— begin DATA PROVIDED —

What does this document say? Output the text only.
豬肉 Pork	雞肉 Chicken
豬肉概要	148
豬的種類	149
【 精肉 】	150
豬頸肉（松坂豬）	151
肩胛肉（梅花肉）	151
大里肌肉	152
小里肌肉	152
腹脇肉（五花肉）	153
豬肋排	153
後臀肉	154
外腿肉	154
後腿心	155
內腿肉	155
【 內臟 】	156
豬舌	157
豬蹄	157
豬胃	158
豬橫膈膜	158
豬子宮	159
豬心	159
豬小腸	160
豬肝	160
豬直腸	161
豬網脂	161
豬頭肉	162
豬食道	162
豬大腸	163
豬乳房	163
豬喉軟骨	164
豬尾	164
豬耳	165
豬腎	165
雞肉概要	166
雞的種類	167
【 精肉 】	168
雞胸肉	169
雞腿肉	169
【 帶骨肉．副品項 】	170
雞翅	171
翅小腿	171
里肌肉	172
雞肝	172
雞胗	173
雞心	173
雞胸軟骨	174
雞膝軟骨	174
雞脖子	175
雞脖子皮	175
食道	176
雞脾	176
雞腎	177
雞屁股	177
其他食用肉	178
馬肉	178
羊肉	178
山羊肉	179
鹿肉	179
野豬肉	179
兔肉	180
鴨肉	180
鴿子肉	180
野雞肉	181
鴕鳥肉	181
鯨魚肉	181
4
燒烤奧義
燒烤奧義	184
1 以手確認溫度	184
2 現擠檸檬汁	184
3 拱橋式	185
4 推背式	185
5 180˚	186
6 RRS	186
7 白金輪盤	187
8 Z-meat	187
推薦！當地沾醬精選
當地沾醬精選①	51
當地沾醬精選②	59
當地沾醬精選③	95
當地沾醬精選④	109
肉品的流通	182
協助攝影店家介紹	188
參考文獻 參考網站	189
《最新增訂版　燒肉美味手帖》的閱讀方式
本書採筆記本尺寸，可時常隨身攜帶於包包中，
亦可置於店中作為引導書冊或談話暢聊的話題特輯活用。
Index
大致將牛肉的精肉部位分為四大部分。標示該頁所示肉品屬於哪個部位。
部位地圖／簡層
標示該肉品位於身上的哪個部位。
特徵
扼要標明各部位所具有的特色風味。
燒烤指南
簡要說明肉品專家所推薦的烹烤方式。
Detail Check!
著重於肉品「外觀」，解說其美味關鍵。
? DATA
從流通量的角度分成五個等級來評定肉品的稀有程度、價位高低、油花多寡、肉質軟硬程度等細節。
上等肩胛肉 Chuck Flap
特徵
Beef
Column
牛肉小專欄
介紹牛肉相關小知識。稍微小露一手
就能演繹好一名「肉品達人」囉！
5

— end DATA PROVIDED —

Your task is to transcribe the material exactly.

**SOLVED EXERCISE:**
What does this document say? Output the text only.
豬肉 Pork	雞肉 Chicken
豬肉概要	148
豬的種類	149
【 精肉 】	150
豬頸肉（松坂豬）	151
肩胛肉（梅花肉）	151
大里肌肉	152
小里肌肉	152
腹脇肉（五花肉）	153
豬肋排	153
後臀肉	154
外腿肉	154
後腿心	155
內腿肉	155
【 內臟 】	156
豬舌	157
豬蹄	157
豬胃	158
豬橫膈膜	158
豬子宮	159
豬心	159
豬小腸	160
豬肝	160
豬直腸	161
豬網脂	161
豬頭肉	162
豬食道	162
豬大腸	163
豬乳房	163
豬喉軟骨	164
豬尾	164
豬耳	165
豬腎	165
雞肉概要	166
雞的種類	167
【 精肉 】	168
雞胸肉	169
雞腿肉	169
【 帶骨肉．副品項 】	170
雞翅	171
翅小腿	171
里肌肉	172
雞肝	172
雞胗	173
雞心	173
雞胸軟骨	174
雞膝軟骨	174
雞脖子	175
雞脖子皮	175
食道	176
雞脾	176
雞腎	177
雞屁股	177
其他食用肉	178
馬肉	178
羊肉	178
山羊肉	179
鹿肉	179
野豬肉	179
兔肉	180
鴨肉	180
鴿子肉	180
野雞肉	181
鴕鳥肉	181
鯨魚肉	181
4
燒烤奧義
燒烤奧義	184
1 以手確認溫度	184
2 現擠檸檬汁	184
3 拱橋式	185
4 推背式	185
5 180˚	186
6 RRS	186
7 白金輪盤	187
8 Z-meat	187
推薦！當地沾醬精選
當地沾醬精選①	51
當地沾醬精選②	59
當地沾醬精選③	95
當地沾醬精選④	109
肉品的流通	182
協助攝影店家介紹	188
參考文獻 參考網站	189
《最新增訂版　燒肉美味手帖》的閱讀方式
本書採筆記本尺寸，可時常隨身攜帶於包包中，
亦可置於店中作為引導書冊或談話暢聊的話題特輯活用。
Index
大致將牛肉的精肉部位分為四大部分。標示該頁所示肉品屬於哪個部位。
部位地圖／簡層
標示該肉品位於身上的哪個部位。
特徵
扼要標明各部位所具有的特色風味。
燒烤指南
簡要說明肉品專家所推薦的烹烤方式。
Detail Check!
著重於肉品「外觀」，解說其美味關鍵。
? DATA
從流通量的角度分成五個等級來評定肉品的稀有程度、價位高低、油花多寡、肉質軟硬程度等細節。
上等肩胛肉 Chuck Flap
特徵
Beef
Column
牛肉小專欄
介紹牛肉相關小知識。稍微小露一手
就能演繹好一名「肉品達人」囉！
5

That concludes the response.